• Problem description: From the listing below, count the lines where the string "استان" occurs. Give the number, with no other words.

━━━ Supplied records ━━━

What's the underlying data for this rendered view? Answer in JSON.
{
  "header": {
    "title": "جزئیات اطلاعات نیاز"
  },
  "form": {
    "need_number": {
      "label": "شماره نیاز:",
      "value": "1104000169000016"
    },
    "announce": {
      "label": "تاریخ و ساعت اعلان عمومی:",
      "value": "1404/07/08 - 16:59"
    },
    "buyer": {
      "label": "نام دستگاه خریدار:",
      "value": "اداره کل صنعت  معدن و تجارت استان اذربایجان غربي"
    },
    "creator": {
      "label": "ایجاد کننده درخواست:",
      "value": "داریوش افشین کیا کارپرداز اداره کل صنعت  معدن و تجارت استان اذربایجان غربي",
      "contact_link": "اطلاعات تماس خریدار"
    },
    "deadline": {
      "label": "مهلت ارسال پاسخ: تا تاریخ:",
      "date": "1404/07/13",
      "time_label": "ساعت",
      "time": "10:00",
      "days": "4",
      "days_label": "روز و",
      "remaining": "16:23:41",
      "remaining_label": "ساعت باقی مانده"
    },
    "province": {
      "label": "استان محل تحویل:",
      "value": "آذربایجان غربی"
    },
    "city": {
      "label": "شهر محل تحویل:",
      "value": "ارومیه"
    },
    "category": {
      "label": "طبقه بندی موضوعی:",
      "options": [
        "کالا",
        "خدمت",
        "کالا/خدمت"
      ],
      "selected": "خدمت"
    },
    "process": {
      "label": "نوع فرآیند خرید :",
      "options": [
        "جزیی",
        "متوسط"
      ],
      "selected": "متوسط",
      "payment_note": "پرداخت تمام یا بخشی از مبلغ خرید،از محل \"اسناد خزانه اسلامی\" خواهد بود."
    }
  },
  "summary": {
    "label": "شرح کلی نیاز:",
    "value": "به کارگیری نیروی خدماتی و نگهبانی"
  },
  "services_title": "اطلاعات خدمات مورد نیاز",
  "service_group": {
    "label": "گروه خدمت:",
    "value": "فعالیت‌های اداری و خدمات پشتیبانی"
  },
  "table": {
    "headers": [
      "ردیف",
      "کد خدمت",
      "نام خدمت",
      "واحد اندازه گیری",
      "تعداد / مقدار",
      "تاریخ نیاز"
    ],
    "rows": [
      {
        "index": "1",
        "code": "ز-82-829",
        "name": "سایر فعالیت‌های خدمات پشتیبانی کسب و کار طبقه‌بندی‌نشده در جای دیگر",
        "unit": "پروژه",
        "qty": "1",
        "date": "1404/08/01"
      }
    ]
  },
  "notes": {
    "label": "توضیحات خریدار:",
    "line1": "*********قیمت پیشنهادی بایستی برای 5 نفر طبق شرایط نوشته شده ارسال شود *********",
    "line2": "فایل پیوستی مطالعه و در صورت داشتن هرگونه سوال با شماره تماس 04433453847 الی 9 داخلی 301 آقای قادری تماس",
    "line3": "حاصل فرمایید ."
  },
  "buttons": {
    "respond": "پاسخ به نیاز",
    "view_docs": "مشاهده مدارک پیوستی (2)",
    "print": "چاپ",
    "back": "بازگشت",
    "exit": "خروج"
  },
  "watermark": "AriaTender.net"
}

━━━
━━━ Supplied records ━━━

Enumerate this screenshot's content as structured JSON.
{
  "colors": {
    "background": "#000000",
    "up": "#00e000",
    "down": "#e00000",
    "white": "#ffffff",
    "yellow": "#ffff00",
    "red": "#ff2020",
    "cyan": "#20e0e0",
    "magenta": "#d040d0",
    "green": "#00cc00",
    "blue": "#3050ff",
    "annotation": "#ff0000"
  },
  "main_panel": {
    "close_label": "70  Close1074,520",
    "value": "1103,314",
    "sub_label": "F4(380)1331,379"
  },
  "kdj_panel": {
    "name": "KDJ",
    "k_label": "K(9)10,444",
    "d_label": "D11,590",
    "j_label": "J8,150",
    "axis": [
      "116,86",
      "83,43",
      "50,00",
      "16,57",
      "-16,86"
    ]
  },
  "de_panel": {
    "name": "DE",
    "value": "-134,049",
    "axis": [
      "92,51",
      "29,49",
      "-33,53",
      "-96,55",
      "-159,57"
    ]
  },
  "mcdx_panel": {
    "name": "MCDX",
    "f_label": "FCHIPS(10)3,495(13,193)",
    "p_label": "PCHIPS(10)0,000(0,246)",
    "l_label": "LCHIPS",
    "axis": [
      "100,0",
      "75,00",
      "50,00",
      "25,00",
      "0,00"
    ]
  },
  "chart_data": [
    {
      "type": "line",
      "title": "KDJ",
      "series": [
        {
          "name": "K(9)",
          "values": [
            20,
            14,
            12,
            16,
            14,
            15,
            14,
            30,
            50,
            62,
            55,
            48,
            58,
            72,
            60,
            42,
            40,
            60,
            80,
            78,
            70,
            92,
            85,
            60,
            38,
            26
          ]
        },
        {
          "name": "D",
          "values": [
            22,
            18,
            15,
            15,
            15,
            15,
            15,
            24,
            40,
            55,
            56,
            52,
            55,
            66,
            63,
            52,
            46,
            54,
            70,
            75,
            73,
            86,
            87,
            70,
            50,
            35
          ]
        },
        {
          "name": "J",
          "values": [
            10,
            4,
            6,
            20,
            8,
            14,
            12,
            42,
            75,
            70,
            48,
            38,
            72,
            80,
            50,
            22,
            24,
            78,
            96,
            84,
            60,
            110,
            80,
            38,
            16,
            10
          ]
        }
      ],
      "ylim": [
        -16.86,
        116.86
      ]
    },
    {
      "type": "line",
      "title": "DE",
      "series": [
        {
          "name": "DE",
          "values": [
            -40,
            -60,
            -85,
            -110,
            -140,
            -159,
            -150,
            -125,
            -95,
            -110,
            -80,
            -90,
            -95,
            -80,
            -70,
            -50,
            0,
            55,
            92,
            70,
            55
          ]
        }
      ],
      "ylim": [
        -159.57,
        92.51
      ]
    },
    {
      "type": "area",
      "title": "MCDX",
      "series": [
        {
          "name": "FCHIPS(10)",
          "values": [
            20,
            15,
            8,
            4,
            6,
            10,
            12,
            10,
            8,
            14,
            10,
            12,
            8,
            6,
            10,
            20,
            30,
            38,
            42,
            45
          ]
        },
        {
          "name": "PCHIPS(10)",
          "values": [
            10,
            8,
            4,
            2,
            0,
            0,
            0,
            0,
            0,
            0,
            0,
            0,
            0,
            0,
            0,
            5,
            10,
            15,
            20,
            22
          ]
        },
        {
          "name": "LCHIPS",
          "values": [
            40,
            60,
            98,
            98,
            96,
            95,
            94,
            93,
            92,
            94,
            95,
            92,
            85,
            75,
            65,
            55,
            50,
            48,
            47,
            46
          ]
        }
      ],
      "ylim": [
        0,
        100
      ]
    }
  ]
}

━━━

• Solution to this exercise: 3